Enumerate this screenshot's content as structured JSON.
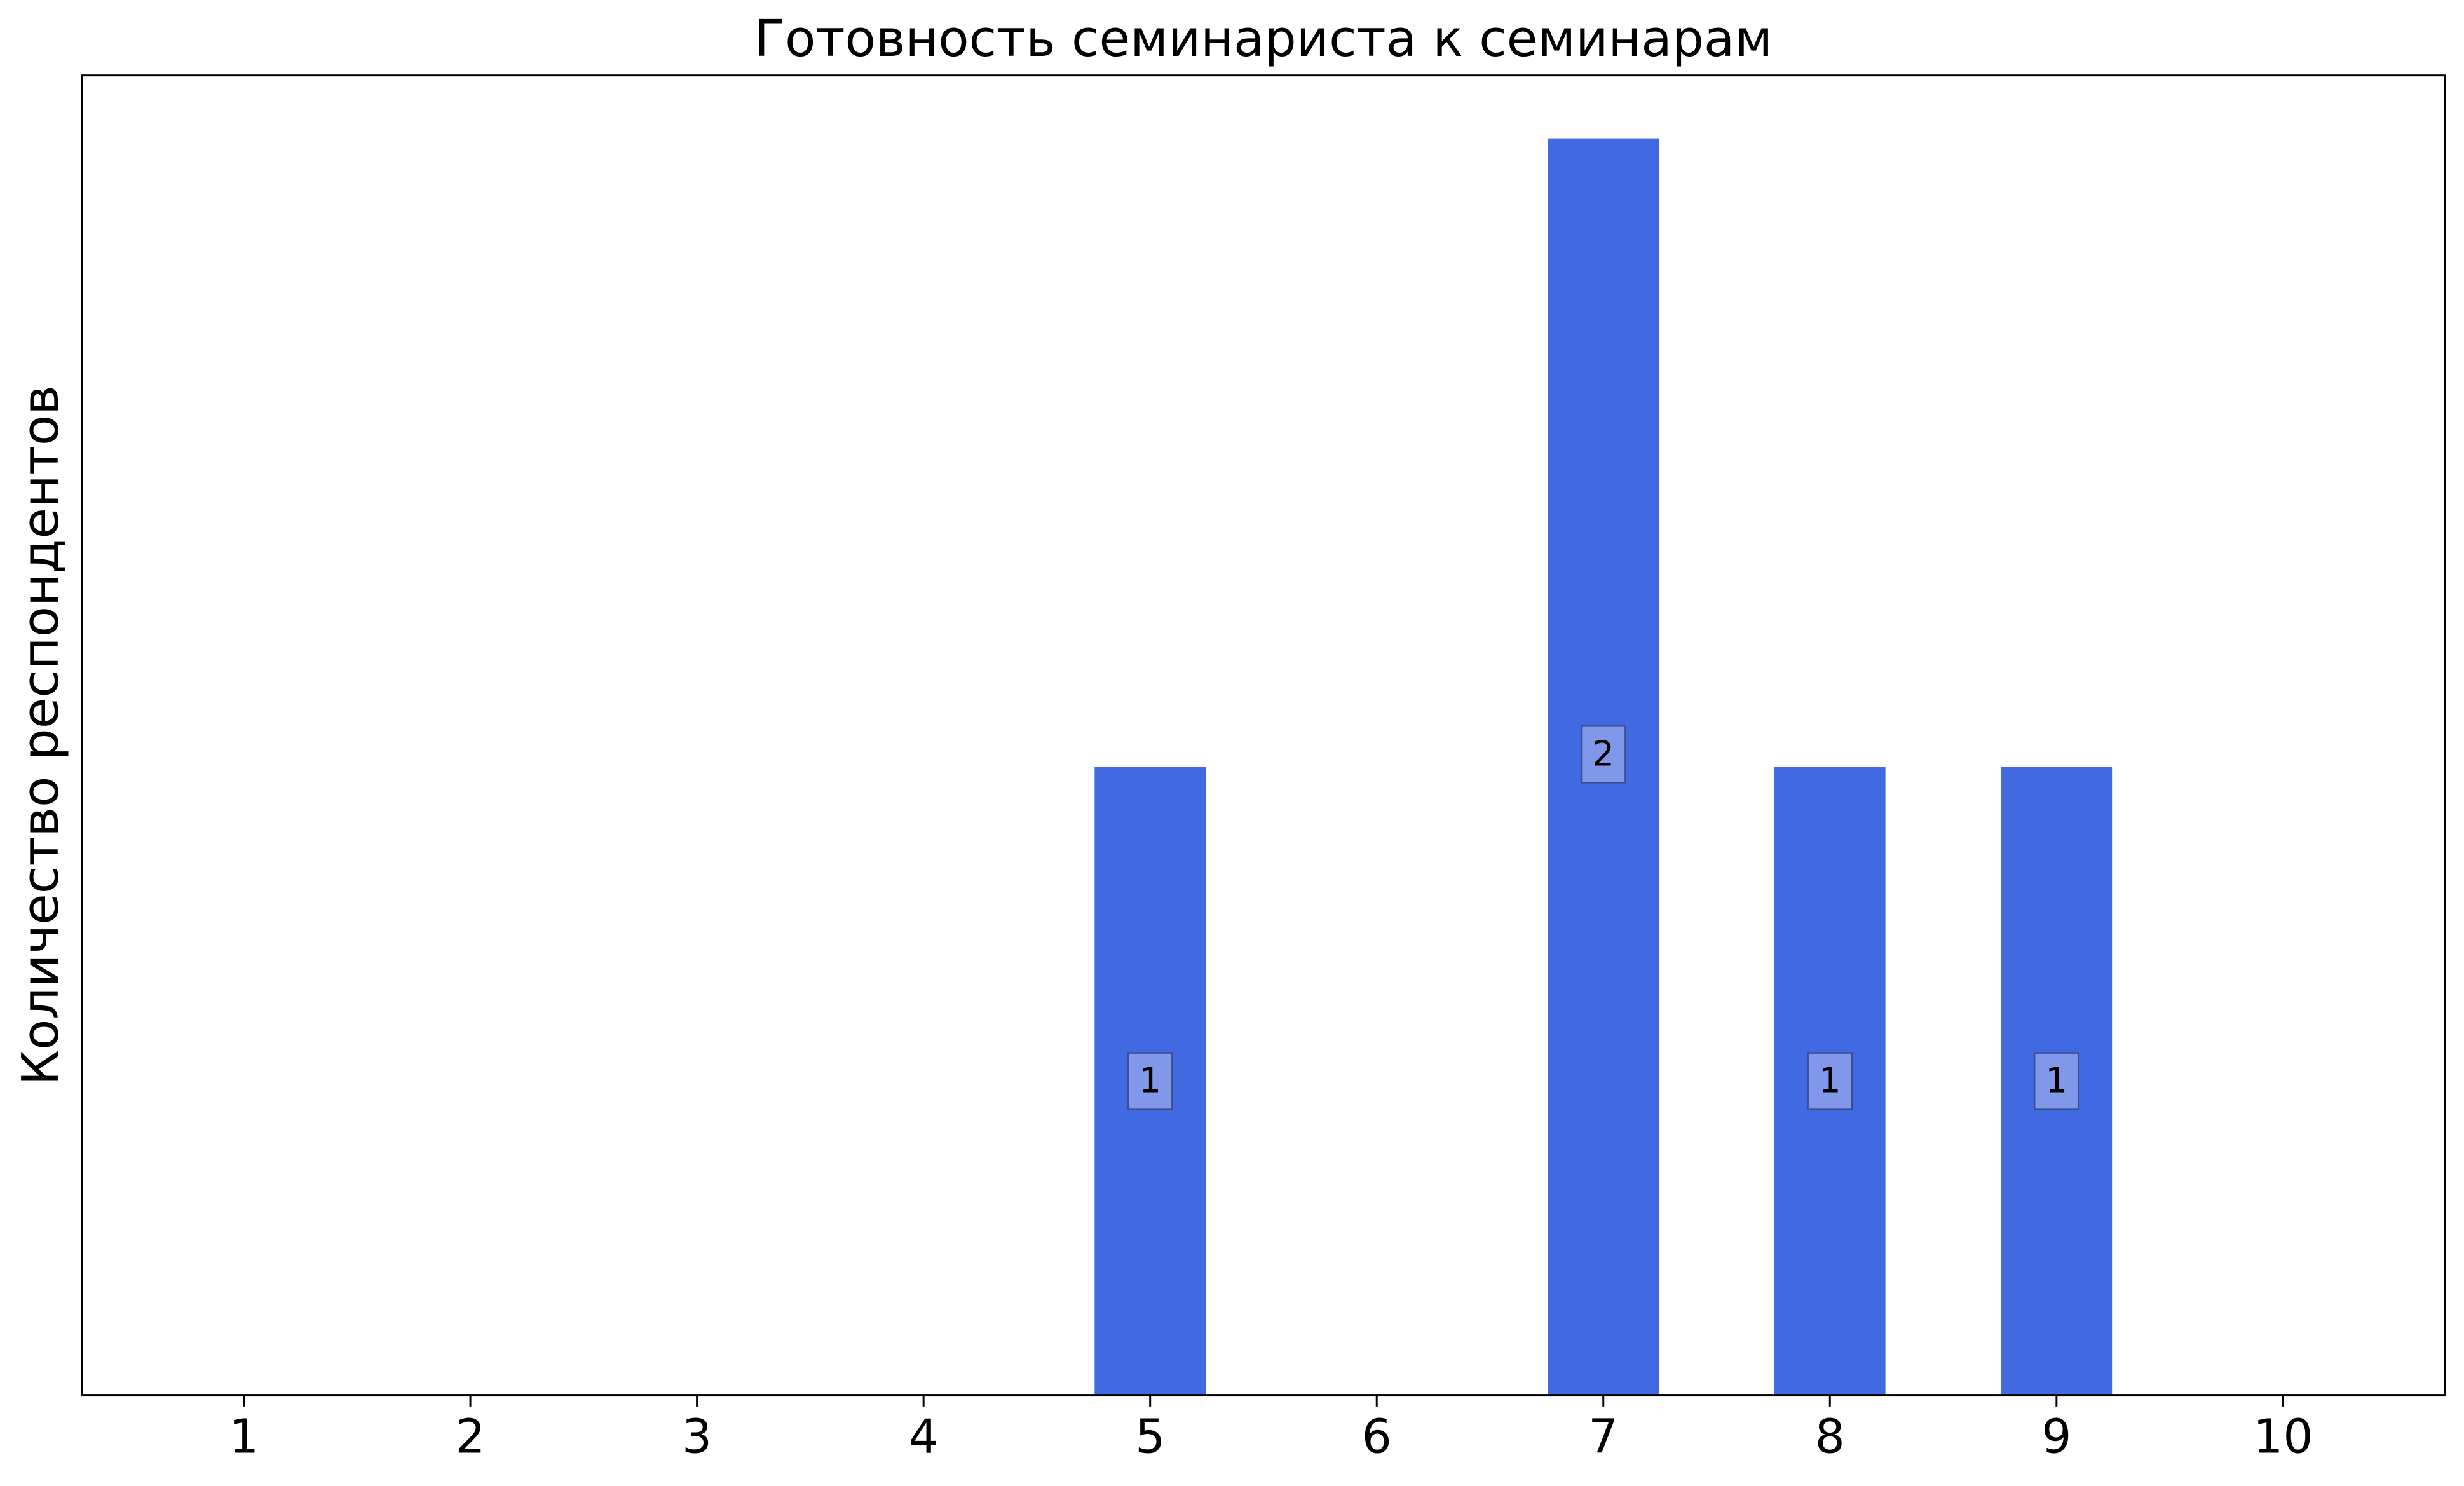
{
  "chart_data": {
    "type": "bar",
    "title": "Готовность семинариста к семинарам",
    "y_label": "Количество респондентов",
    "x": [
      1,
      2,
      3,
      4,
      5,
      6,
      7,
      8,
      9,
      10
    ],
    "values": [
      0,
      0,
      0,
      0,
      1,
      0,
      2,
      1,
      1,
      0
    ],
    "color": "#4169e1",
    "xlim": [
      0.285,
      10.715
    ],
    "xticks": [
      1,
      2,
      3,
      4,
      5,
      6,
      7,
      8,
      9,
      10
    ],
    "ylim": [
      0,
      2.1
    ]
  }
}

★ ★ ★ ★ ★

Except for the pictures, reproduce every line exactly.

| Written answer |
Enumerate this screenshot's content as structured JSON.
{
  "chart_data": {
    "type": "bar",
    "title": "Готовность семинариста к семинарам",
    "y_label": "Количество респондентов",
    "x": [
      1,
      2,
      3,
      4,
      5,
      6,
      7,
      8,
      9,
      10
    ],
    "values": [
      0,
      0,
      0,
      0,
      1,
      0,
      2,
      1,
      1,
      0
    ],
    "color": "#4169e1",
    "xlim": [
      0.285,
      10.715
    ],
    "xticks": [
      1,
      2,
      3,
      4,
      5,
      6,
      7,
      8,
      9,
      10
    ],
    "ylim": [
      0,
      2.1
    ]
  }
}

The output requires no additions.